> **TASK DIRECTIONS**
Retype the whole listing verbatim and keep the pictures out of it.

> **EXTRACTED DATA**
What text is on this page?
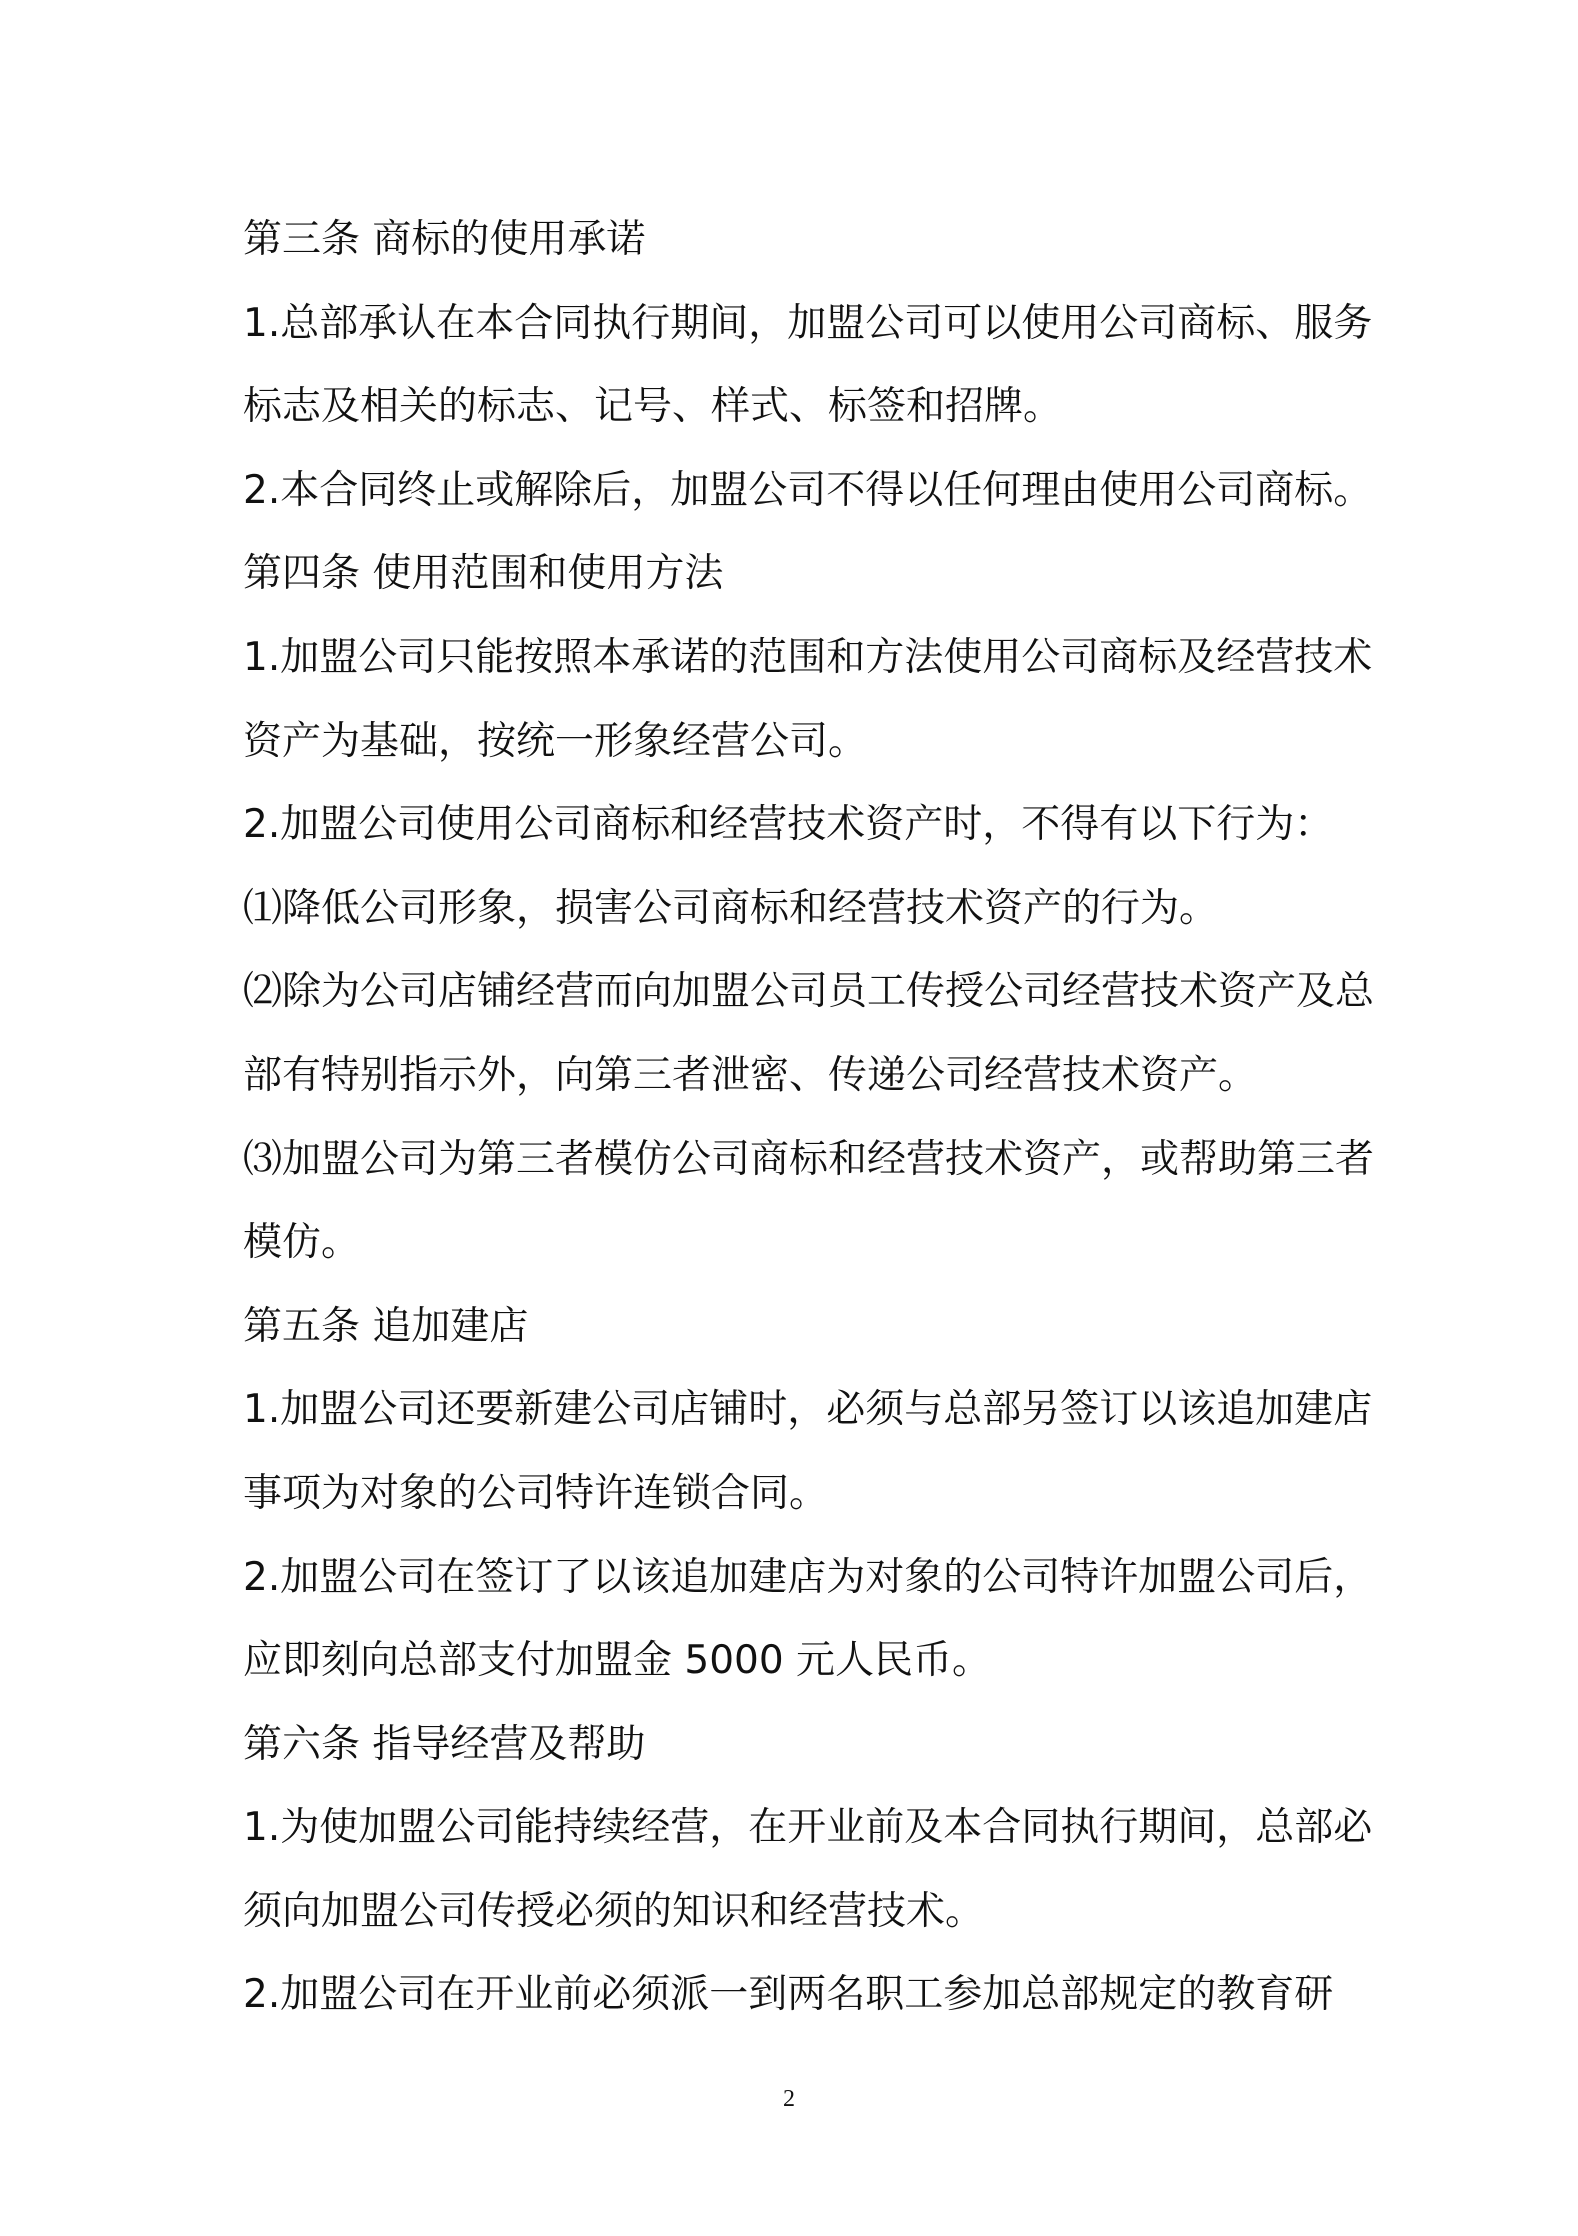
第三条 商标的使用承诺

1.总部承认在本合同执行期间，加盟公司可以使用公司商标、服务

标志及相关的标志、记号、样式、标签和招牌。

2.本合同终止或解除后，加盟公司不得以任何理由使用公司商标。

第四条 使用范围和使用方法

1.加盟公司只能按照本承诺的范围和方法使用公司商标及经营技术

资产为基础，按统一形象经营公司。

2.加盟公司使用公司商标和经营技术资产时，不得有以下行为：

⑴降低公司形象，损害公司商标和经营技术资产的行为。

⑵除为公司店铺经营而向加盟公司员工传授公司经营技术资产及总

部有特别指示外，向第三者泄密、传递公司经营技术资产。

⑶加盟公司为第三者模仿公司商标和经营技术资产，或帮助第三者

模仿。

第五条 追加建店

1.加盟公司还要新建公司店铺时，必须与总部另签订以该追加建店

事项为对象的公司特许连锁合同。

2.加盟公司在签订了以该追加建店为对象的公司特许加盟公司后，

应即刻向总部支付加盟金 5000 元人民币。

第六条 指导经营及帮助

1.为使加盟公司能持续经营，在开业前及本合同执行期间，总部必

须向加盟公司传授必须的知识和经营技术。

2.加盟公司在开业前必须派一到两名职工参加总部规定的教育研

2
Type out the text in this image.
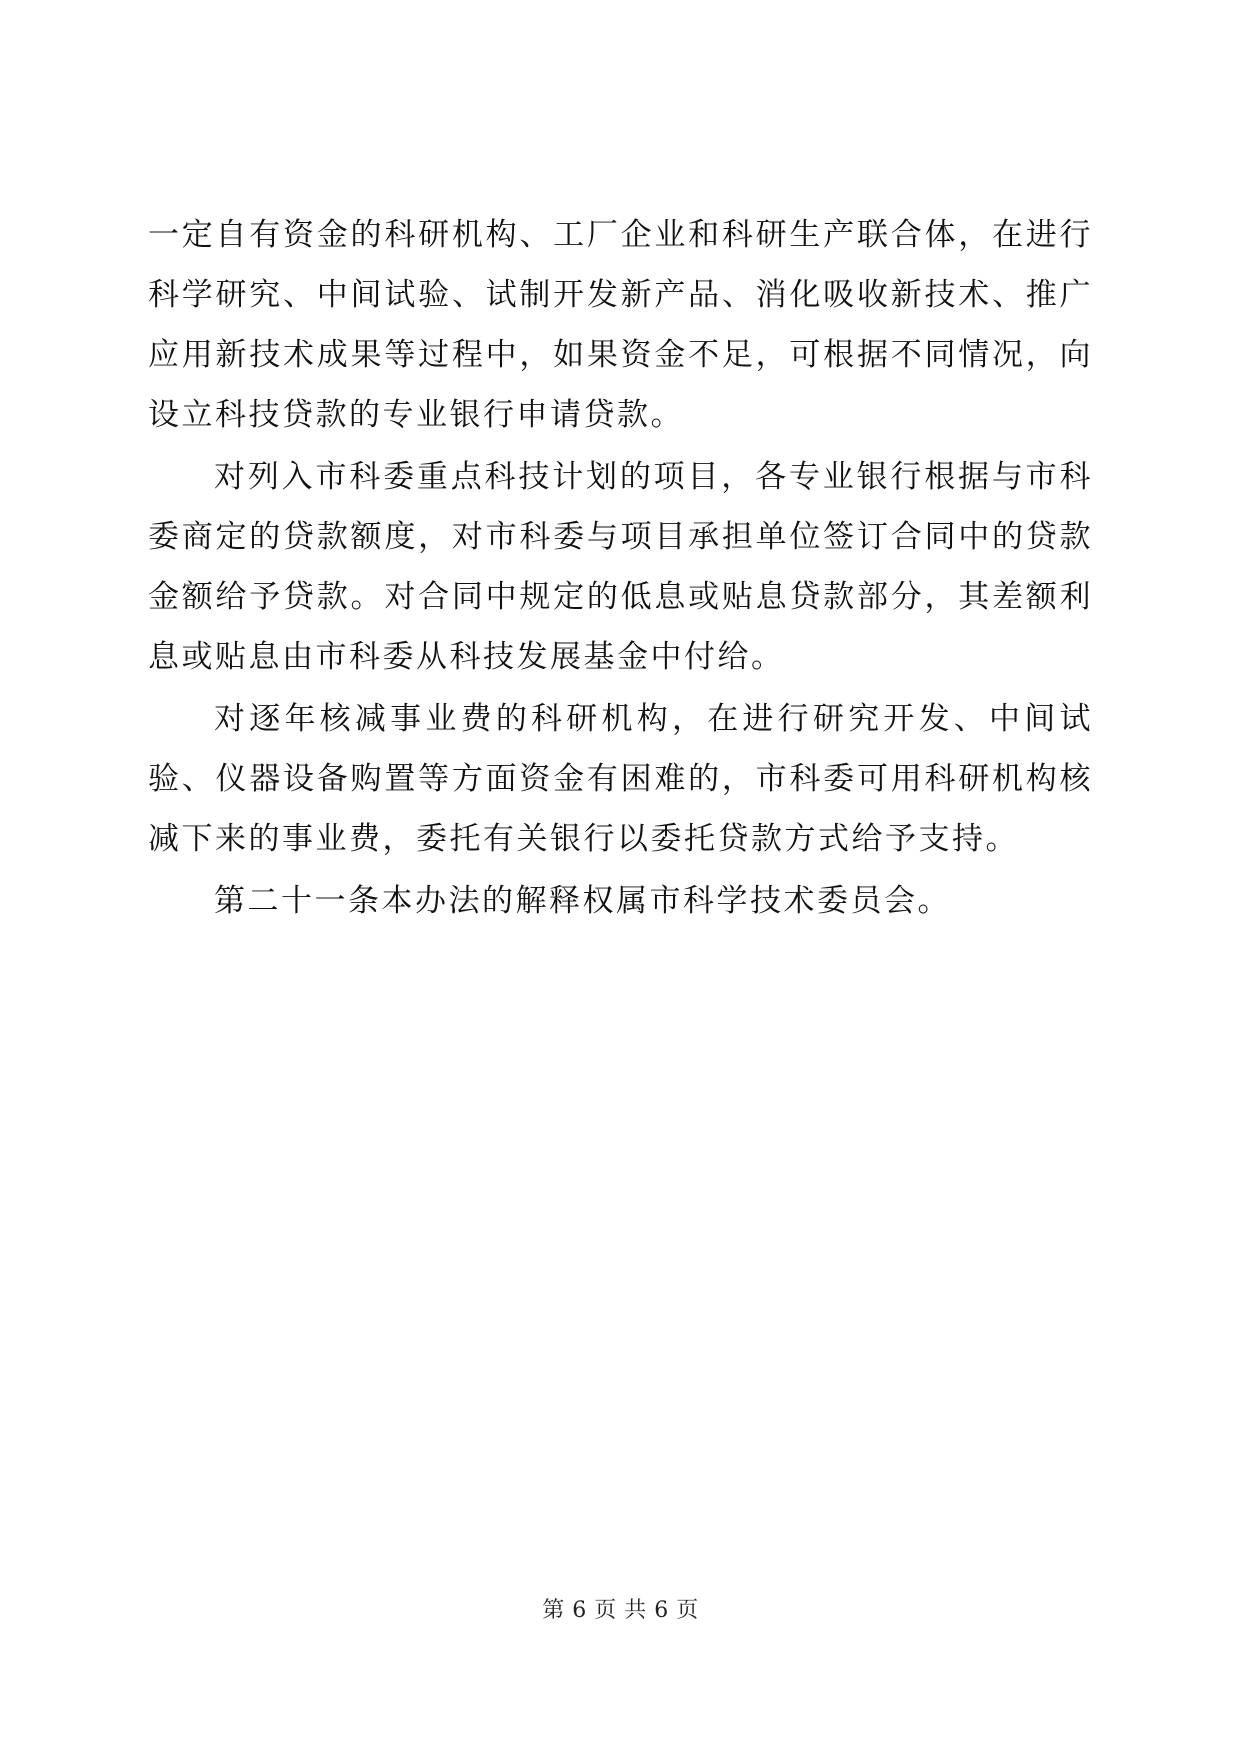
一定自有资金的科研机构、工厂企业和科研生产联合体，在进行科学研究、中间试验、试制开发新产品、消化吸收新技术、推广应用新技术成果等过程中，如果资金不足，可根据不同情况，向设立科技贷款的专业银行申请贷款。

对列入市科委重点科技计划的项目，各专业银行根据与市科委商定的贷款额度，对市科委与项目承担单位签订合同中的贷款金额给予贷款。对合同中规定的低息或贴息贷款部分，其差额利息或贴息由市科委从科技发展基金中付给。

对逐年核减事业费的科研机构，在进行研究开发、中间试验、仪器设备购置等方面资金有困难的，市科委可用科研机构核减下来的事业费，委托有关银行以委托贷款方式给予支持。

第二十一条本办法的解释权属市科学技术委员会。

第 6 页 共 6 页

> **THE ANSWER**
What text is on this page?
第三条 商标的使用承诺

1.总部承认在本合同执行期间，加盟公司可以使用公司商标、服务

标志及相关的标志、记号、样式、标签和招牌。

2.本合同终止或解除后，加盟公司不得以任何理由使用公司商标。

第四条 使用范围和使用方法

1.加盟公司只能按照本承诺的范围和方法使用公司商标及经营技术

资产为基础，按统一形象经营公司。

2.加盟公司使用公司商标和经营技术资产时，不得有以下行为：

⑴降低公司形象，损害公司商标和经营技术资产的行为。

⑵除为公司店铺经营而向加盟公司员工传授公司经营技术资产及总

部有特别指示外，向第三者泄密、传递公司经营技术资产。

⑶加盟公司为第三者模仿公司商标和经营技术资产，或帮助第三者

模仿。

第五条 追加建店

1.加盟公司还要新建公司店铺时，必须与总部另签订以该追加建店

事项为对象的公司特许连锁合同。

2.加盟公司在签订了以该追加建店为对象的公司特许加盟公司后，

应即刻向总部支付加盟金 5000 元人民币。

第六条 指导经营及帮助

1.为使加盟公司能持续经营，在开业前及本合同执行期间，总部必

须向加盟公司传授必须的知识和经营技术。

2.加盟公司在开业前必须派一到两名职工参加总部规定的教育研

2
Type out the text in this image.
一定自有资金的科研机构、工厂企业和科研生产联合体，在进行科学研究、中间试验、试制开发新产品、消化吸收新技术、推广应用新技术成果等过程中，如果资金不足，可根据不同情况，向设立科技贷款的专业银行申请贷款。

对列入市科委重点科技计划的项目，各专业银行根据与市科委商定的贷款额度，对市科委与项目承担单位签订合同中的贷款金额给予贷款。对合同中规定的低息或贴息贷款部分，其差额利息或贴息由市科委从科技发展基金中付给。

对逐年核减事业费的科研机构，在进行研究开发、中间试验、仪器设备购置等方面资金有困难的，市科委可用科研机构核减下来的事业费，委托有关银行以委托贷款方式给予支持。

第二十一条本办法的解释权属市科学技术委员会。

第 6 页 共 6 页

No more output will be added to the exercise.